What is expected: Below are records. Copy every line with "Read" in it.
>> Start Data provided
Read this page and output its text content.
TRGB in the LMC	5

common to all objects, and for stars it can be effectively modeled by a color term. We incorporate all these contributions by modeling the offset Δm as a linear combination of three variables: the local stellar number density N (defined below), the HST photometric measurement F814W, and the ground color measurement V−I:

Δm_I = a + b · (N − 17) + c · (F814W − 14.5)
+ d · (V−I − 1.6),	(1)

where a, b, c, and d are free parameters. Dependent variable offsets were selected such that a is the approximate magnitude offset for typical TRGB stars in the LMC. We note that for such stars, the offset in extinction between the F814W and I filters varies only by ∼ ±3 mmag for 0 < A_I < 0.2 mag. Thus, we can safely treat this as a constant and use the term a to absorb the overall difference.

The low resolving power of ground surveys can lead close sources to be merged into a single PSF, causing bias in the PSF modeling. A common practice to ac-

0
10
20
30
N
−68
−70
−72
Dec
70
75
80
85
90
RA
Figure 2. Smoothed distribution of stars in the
>> End Data provided
>> Start Data provided
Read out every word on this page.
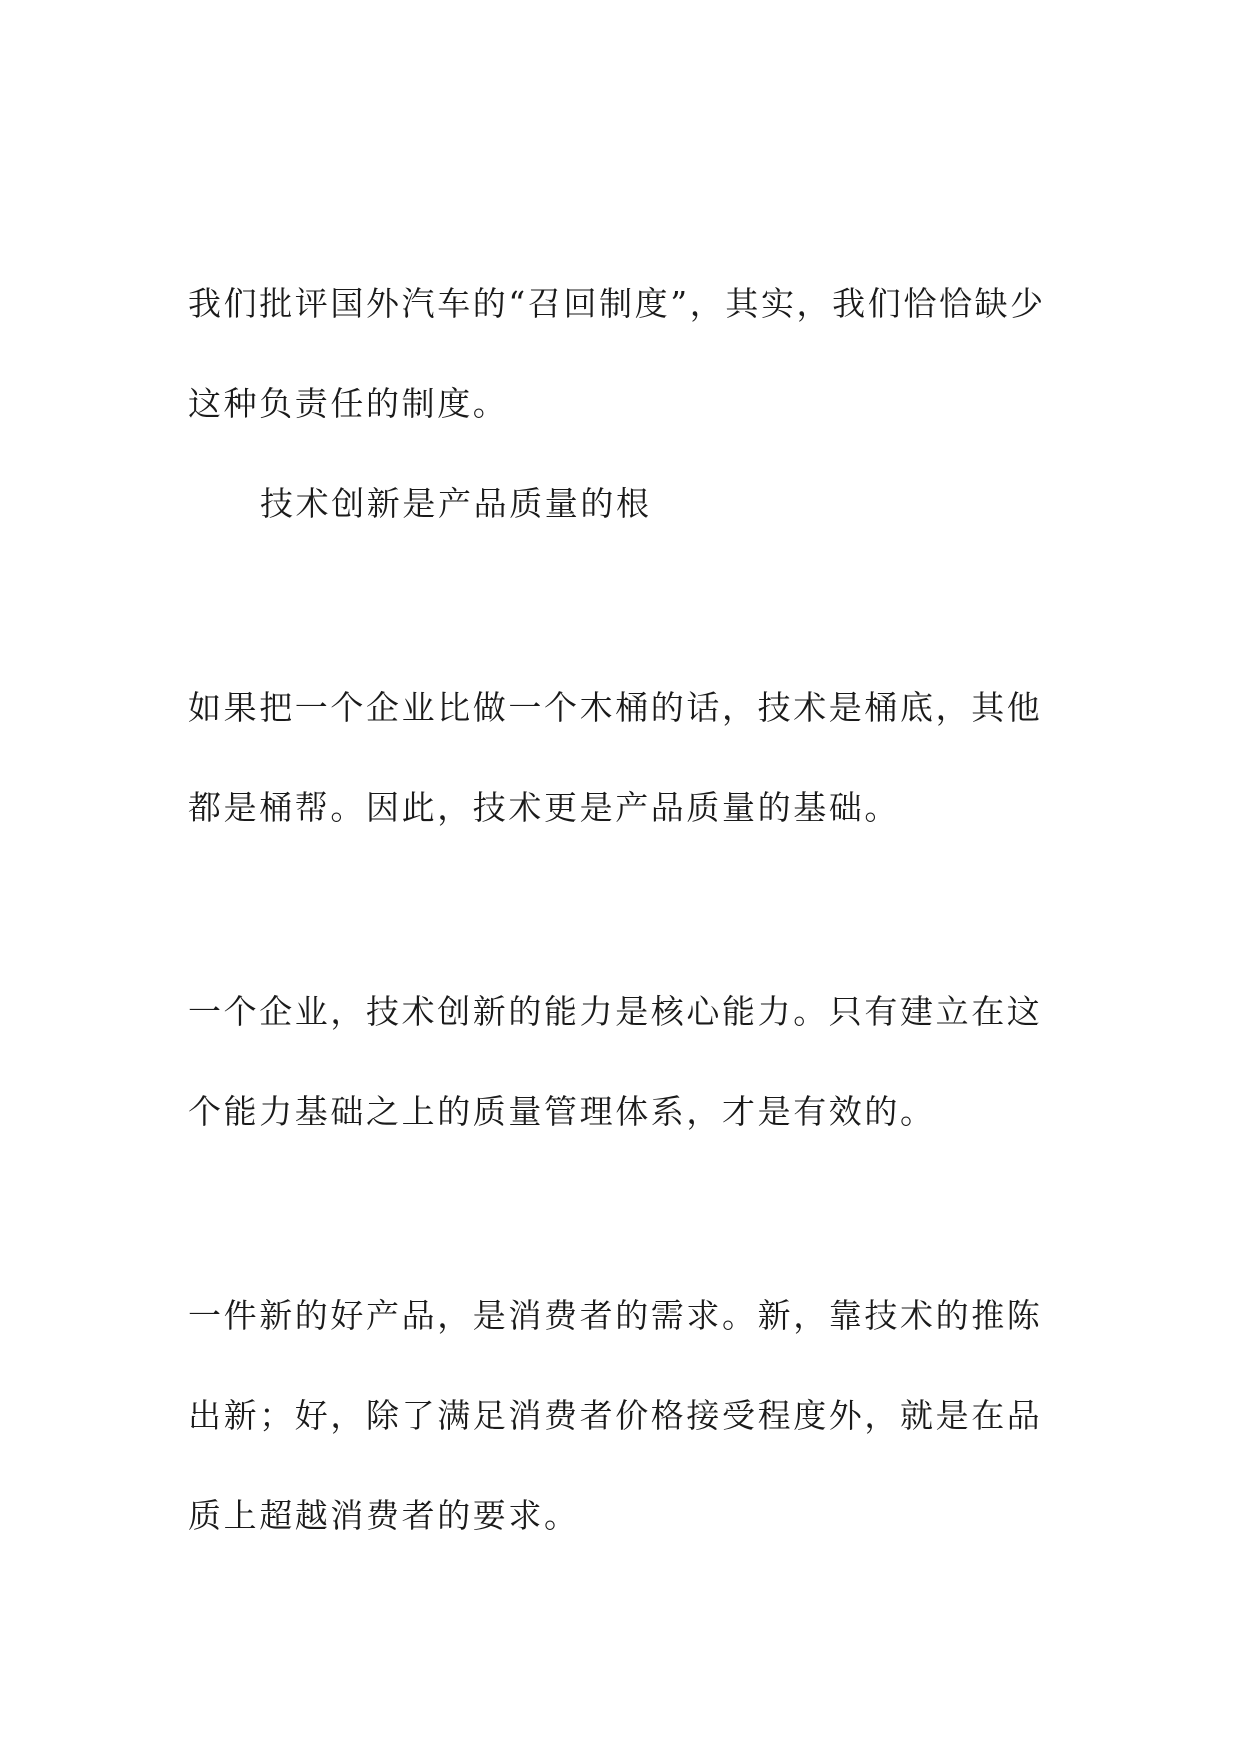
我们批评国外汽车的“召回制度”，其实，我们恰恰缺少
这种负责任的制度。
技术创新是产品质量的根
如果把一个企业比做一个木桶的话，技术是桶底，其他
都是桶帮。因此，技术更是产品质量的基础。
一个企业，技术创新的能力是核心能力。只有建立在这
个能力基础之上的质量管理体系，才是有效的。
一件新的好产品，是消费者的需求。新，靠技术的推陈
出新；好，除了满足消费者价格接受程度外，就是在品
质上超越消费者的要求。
>> End Data provided
Response:
Read this page and output its text content.
Read out every word on this page.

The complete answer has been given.